Answer these about the forum thread on a arms:
1. Which car's a arms does lincolnswanga want to see put on a g body?
2. What does lincolnswanga not want to do with the stock arms?
3. Which years does youcantfademe say are the same?

**Selection**.
______________________________

Thanks homie :biggrin: If you need anything get at me


----------



## lincolnswanga (Sep 14, 2007)

damn homie good looking out now the ? who here has done it put the caprice a arms on a g body i know people have but i want to see a pic and see what it will look like ????????


----------



## lincolnswanga (Sep 14, 2007)

i also heard the cadillac a arms are being used but off of what year? i really dont want to just chop my stock arms and extend them so im still thinking which way to go :dunno:


----------



## ghettodreams (Mar 30, 2003)

> _Originally posted by youcantfademe_@Aug 24 2009, 12:34 PM~14863711
> *:yes: they are the same....
> *


 Thanks. I wasn't sure the a arms when I put the spindles on


----------



## youcantfademe (Feb 8, 2008)

> _Originally posted by lincolnswanga_@Aug 24 2009, 11:58 AM~14864540
> *i also heard the cadillac a arms are being used but off of what year? i really dont want to just chop my stock arms and extend them so im still thinking which way to go :dunno:
> *


77-96 are the same.....


----------



## KINGFISH_CUSTOMS (Oct 8, 2006)

______________________________

**Data block**.
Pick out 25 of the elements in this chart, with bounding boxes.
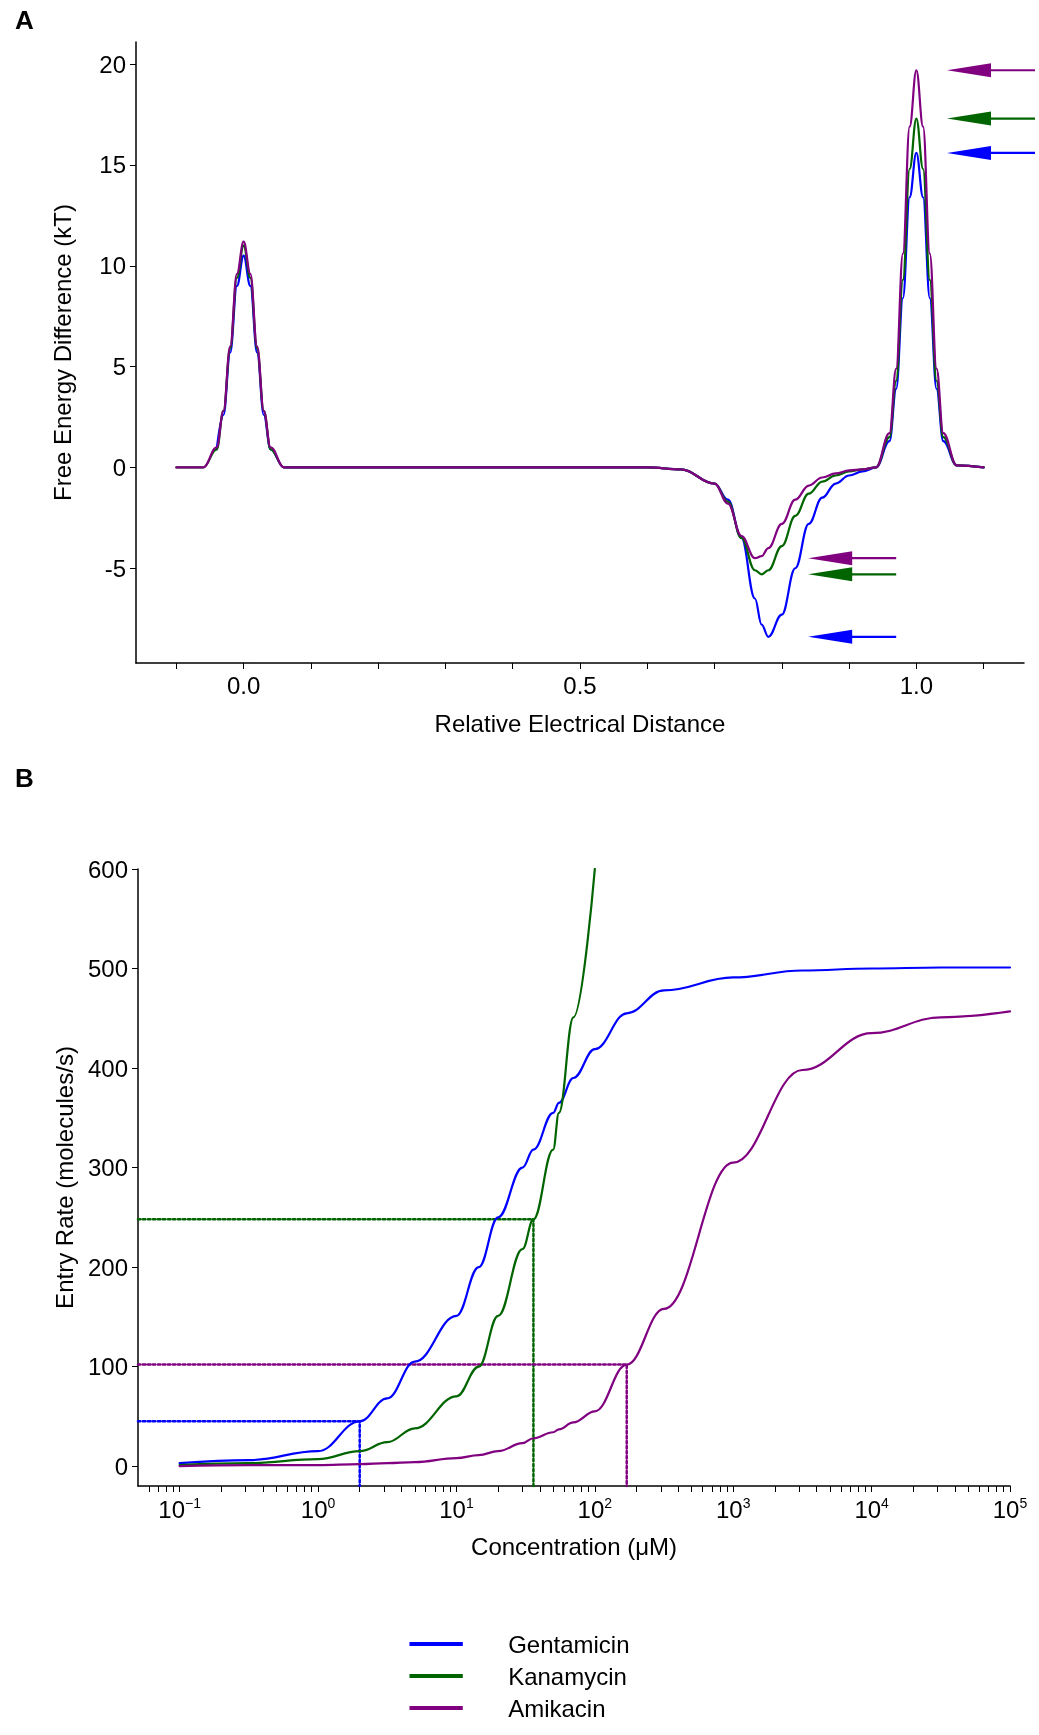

______________________________

**Response to the exercise**.
1. The Caprice.
2. Chop them and extend them.
3. 77-96.